_Task details_
Return the material below in full and exactly.

_Recorded data_

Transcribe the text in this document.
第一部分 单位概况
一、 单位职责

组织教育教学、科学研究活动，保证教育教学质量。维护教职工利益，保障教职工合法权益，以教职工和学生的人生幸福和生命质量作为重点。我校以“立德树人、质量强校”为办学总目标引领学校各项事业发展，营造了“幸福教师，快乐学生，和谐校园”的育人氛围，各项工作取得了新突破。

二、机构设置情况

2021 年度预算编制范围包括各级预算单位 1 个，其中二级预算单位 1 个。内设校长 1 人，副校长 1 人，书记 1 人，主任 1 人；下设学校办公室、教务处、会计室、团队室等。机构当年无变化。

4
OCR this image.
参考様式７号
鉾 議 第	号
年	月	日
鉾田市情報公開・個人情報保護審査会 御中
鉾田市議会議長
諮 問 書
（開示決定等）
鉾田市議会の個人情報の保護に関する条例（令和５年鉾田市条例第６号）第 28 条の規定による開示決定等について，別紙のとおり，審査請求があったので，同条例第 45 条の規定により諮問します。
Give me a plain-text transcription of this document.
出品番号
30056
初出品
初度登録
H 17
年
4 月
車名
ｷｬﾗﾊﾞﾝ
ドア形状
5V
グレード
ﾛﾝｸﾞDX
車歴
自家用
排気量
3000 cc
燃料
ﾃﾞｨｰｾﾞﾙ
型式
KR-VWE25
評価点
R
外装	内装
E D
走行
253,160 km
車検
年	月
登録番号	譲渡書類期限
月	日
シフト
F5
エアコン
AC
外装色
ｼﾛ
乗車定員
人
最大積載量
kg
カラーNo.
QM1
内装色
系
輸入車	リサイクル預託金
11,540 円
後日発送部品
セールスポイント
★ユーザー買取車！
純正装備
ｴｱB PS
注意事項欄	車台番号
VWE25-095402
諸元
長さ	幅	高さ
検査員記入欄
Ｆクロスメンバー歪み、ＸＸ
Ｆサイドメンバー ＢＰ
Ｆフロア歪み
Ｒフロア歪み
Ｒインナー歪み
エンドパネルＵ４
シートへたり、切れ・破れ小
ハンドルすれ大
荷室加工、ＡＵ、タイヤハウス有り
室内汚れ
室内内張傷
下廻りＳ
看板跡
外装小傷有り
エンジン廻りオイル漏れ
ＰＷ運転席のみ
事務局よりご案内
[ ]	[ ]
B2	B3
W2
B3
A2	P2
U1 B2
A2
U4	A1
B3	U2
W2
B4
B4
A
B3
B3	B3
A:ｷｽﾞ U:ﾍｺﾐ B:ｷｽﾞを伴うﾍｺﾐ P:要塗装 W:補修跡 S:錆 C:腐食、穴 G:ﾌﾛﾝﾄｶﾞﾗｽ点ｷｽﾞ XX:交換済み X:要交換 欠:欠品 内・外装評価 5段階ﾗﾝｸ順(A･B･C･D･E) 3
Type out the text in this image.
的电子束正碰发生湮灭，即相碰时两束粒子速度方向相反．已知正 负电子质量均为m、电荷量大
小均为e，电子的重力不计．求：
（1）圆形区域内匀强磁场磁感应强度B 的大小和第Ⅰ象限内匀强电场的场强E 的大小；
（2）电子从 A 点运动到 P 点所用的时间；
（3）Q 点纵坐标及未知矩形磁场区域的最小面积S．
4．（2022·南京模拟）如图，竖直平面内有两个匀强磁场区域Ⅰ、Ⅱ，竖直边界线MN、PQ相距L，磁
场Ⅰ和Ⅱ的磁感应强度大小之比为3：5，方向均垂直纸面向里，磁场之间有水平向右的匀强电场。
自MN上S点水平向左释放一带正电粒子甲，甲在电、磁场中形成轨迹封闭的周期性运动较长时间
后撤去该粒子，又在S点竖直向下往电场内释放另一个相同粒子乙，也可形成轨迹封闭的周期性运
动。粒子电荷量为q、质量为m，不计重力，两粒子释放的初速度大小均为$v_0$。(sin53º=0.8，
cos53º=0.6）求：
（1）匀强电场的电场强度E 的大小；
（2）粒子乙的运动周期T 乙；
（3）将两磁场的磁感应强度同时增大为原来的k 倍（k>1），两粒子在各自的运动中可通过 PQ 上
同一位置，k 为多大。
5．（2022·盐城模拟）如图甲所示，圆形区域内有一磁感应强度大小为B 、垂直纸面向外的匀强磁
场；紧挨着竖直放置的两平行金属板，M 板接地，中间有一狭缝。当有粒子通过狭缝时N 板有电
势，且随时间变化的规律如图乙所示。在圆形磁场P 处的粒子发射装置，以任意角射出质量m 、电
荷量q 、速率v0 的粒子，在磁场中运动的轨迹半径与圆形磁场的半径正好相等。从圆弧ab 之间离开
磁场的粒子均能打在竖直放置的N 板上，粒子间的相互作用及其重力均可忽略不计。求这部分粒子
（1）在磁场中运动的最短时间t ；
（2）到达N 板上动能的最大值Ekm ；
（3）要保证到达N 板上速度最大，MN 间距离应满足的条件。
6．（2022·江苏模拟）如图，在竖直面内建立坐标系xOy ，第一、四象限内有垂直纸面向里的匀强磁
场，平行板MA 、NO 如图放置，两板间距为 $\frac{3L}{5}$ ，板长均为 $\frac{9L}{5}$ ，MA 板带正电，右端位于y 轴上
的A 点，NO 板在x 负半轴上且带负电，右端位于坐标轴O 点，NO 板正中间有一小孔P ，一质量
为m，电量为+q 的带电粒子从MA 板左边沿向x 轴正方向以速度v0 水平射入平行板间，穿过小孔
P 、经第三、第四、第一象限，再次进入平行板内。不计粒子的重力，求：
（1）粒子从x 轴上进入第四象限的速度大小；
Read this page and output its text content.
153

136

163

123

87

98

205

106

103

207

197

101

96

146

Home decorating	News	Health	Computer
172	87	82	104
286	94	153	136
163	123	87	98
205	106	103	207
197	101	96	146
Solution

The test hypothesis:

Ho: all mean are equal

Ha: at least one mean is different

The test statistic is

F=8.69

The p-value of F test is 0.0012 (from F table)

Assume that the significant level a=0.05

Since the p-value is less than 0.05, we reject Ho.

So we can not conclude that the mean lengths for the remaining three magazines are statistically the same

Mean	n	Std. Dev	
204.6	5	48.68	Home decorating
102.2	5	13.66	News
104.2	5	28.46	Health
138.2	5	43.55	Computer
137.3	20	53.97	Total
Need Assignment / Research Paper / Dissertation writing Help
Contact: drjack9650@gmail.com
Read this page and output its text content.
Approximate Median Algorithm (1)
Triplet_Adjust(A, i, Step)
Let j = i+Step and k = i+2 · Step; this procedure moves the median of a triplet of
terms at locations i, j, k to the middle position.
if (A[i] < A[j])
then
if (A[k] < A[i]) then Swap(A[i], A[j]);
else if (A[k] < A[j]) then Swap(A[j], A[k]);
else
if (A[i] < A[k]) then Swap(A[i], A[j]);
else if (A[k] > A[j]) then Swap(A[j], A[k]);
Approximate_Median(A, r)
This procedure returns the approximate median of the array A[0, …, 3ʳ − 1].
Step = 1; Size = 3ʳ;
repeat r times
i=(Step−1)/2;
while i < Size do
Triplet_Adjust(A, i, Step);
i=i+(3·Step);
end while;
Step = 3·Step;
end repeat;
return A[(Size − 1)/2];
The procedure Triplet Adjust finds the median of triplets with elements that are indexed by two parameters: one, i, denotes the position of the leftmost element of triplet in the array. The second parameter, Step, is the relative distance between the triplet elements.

_Exercise output_
Transcribe the text in this document.
第一部分 单位概况
一、 单位职责

组织教育教学、科学研究活动，保证教育教学质量。维护教职工利益，保障教职工合法权益，以教职工和学生的人生幸福和生命质量作为重点。我校以“立德树人、质量强校”为办学总目标引领学校各项事业发展，营造了“幸福教师，快乐学生，和谐校园”的育人氛围，各项工作取得了新突破。

二、机构设置情况

2021 年度预算编制范围包括各级预算单位 1 个，其中二级预算单位 1 个。内设校长 1 人，副校长 1 人，书记 1 人，主任 1 人；下设学校办公室、教务处、会计室、团队室等。机构当年无变化。

4
OCR this image.
参考様式７号
鉾 議 第	号
年	月	日
鉾田市情報公開・個人情報保護審査会 御中
鉾田市議会議長
諮 問 書
（開示決定等）
鉾田市議会の個人情報の保護に関する条例（令和５年鉾田市条例第６号）第 28 条の規定による開示決定等について，別紙のとおり，審査請求があったので，同条例第 45 条の規定により諮問します。
Give me a plain-text transcription of this document.
出品番号
30056
初出品
初度登録
H 17
年
4 月
車名
ｷｬﾗﾊﾞﾝ
ドア形状
5V
グレード
ﾛﾝｸﾞDX
車歴
自家用
排気量
3000 cc
燃料
ﾃﾞｨｰｾﾞﾙ
型式
KR-VWE25
評価点
R
外装	内装
E D
走行
253,160 km
車検
年	月
登録番号	譲渡書類期限
月	日
シフト
F5
エアコン
AC
外装色
ｼﾛ
乗車定員
人
最大積載量
kg
カラーNo.
QM1
内装色
系
輸入車	リサイクル預託金
11,540 円
後日発送部品
セールスポイント
★ユーザー買取車！
純正装備
ｴｱB PS
注意事項欄	車台番号
VWE25-095402
諸元
長さ	幅	高さ
検査員記入欄
Ｆクロスメンバー歪み、ＸＸ
Ｆサイドメンバー ＢＰ
Ｆフロア歪み
Ｒフロア歪み
Ｒインナー歪み
エンドパネルＵ４
シートへたり、切れ・破れ小
ハンドルすれ大
荷室加工、ＡＵ、タイヤハウス有り
室内汚れ
室内内張傷
下廻りＳ
看板跡
外装小傷有り
エンジン廻りオイル漏れ
ＰＷ運転席のみ
事務局よりご案内
[ ]	[ ]
B2	B3
W2
B3
A2	P2
U1 B2
A2
U4	A1
B3	U2
W2
B4
B4
A
B3
B3	B3
A:ｷｽﾞ U:ﾍｺﾐ B:ｷｽﾞを伴うﾍｺﾐ P:要塗装 W:補修跡 S:錆 C:腐食、穴 G:ﾌﾛﾝﾄｶﾞﾗｽ点ｷｽﾞ XX:交換済み X:要交換 欠:欠品 内・外装評価 5段階ﾗﾝｸ順(A･B･C･D･E) 3
Type out the text in this image.
的电子束正碰发生湮灭，即相碰时两束粒子速度方向相反．已知正 负电子质量均为m、电荷量大
小均为e，电子的重力不计．求：
（1）圆形区域内匀强磁场磁感应强度B 的大小和第Ⅰ象限内匀强电场的场强E 的大小；
（2）电子从 A 点运动到 P 点所用的时间；
（3）Q 点纵坐标及未知矩形磁场区域的最小面积S．
4．（2022·南京模拟）如图，竖直平面内有两个匀强磁场区域Ⅰ、Ⅱ，竖直边界线MN、PQ相距L，磁
场Ⅰ和Ⅱ的磁感应强度大小之比为3：5，方向均垂直纸面向里，磁场之间有水平向右的匀强电场。
自MN上S点水平向左释放一带正电粒子甲，甲在电、磁场中形成轨迹封闭的周期性运动较长时间
后撤去该粒子，又在S点竖直向下往电场内释放另一个相同粒子乙，也可形成轨迹封闭的周期性运
动。粒子电荷量为q、质量为m，不计重力，两粒子释放的初速度大小均为$v_0$。(sin53º=0.8，
cos53º=0.6）求：
（1）匀强电场的电场强度E 的大小；
（2）粒子乙的运动周期T 乙；
（3）将两磁场的磁感应强度同时增大为原来的k 倍（k>1），两粒子在各自的运动中可通过 PQ 上
同一位置，k 为多大。
5．（2022·盐城模拟）如图甲所示，圆形区域内有一磁感应强度大小为B 、垂直纸面向外的匀强磁
场；紧挨着竖直放置的两平行金属板，M 板接地，中间有一狭缝。当有粒子通过狭缝时N 板有电
势，且随时间变化的规律如图乙所示。在圆形磁场P 处的粒子发射装置，以任意角射出质量m 、电
荷量q 、速率v0 的粒子，在磁场中运动的轨迹半径与圆形磁场的半径正好相等。从圆弧ab 之间离开
磁场的粒子均能打在竖直放置的N 板上，粒子间的相互作用及其重力均可忽略不计。求这部分粒子
（1）在磁场中运动的最短时间t ；
（2）到达N 板上动能的最大值Ekm ；
（3）要保证到达N 板上速度最大，MN 间距离应满足的条件。
6．（2022·江苏模拟）如图，在竖直面内建立坐标系xOy ，第一、四象限内有垂直纸面向里的匀强磁
场，平行板MA 、NO 如图放置，两板间距为 $\frac{3L}{5}$ ，板长均为 $\frac{9L}{5}$ ，MA 板带正电，右端位于y 轴上
的A 点，NO 板在x 负半轴上且带负电，右端位于坐标轴O 点，NO 板正中间有一小孔P ，一质量
为m，电量为+q 的带电粒子从MA 板左边沿向x 轴正方向以速度v0 水平射入平行板间，穿过小孔
P 、经第三、第四、第一象限，再次进入平行板内。不计粒子的重力，求：
（1）粒子从x 轴上进入第四象限的速度大小；
Read this page and output its text content.
153

136

163

123

87

98

205

106

103

207

197

101

96

146

Home decorating	News	Health	Computer
172	87	82	104
286	94	153	136
163	123	87	98
205	106	103	207
197	101	96	146
Solution

The test hypothesis:

Ho: all mean are equal

Ha: at least one mean is different

The test statistic is

F=8.69

The p-value of F test is 0.0012 (from F table)

Assume that the significant level a=0.05

Since the p-value is less than 0.05, we reject Ho.

So we can not conclude that the mean lengths for the remaining three magazines are statistically the same

Mean	n	Std. Dev	
204.6	5	48.68	Home decorating
102.2	5	13.66	News
104.2	5	28.46	Health
138.2	5	43.55	Computer
137.3	20	53.97	Total
Need Assignment / Research Paper / Dissertation writing Help
Contact: drjack9650@gmail.com
Read this page and output its text content.
Approximate Median Algorithm (1)
Triplet_Adjust(A, i, Step)
Let j = i+Step and k = i+2 · Step; this procedure moves the median of a triplet of
terms at locations i, j, k to the middle position.
if (A[i] < A[j])
then
if (A[k] < A[i]) then Swap(A[i], A[j]);
else if (A[k] < A[j]) then Swap(A[j], A[k]);
else
if (A[i] < A[k]) then Swap(A[i], A[j]);
else if (A[k] > A[j]) then Swap(A[j], A[k]);
Approximate_Median(A, r)
This procedure returns the approximate median of the array A[0, …, 3ʳ − 1].
Step = 1; Size = 3ʳ;
repeat r times
i=(Step−1)/2;
while i < Size do
Triplet_Adjust(A, i, Step);
i=i+(3·Step);
end while;
Step = 3·Step;
end repeat;
return A[(Size − 1)/2];
The procedure Triplet Adjust finds the median of triplets with elements that are indexed by two parameters: one, i, denotes the position of the leftmost element of triplet in the array. The second parameter, Step, is the relative distance between the triplet elements.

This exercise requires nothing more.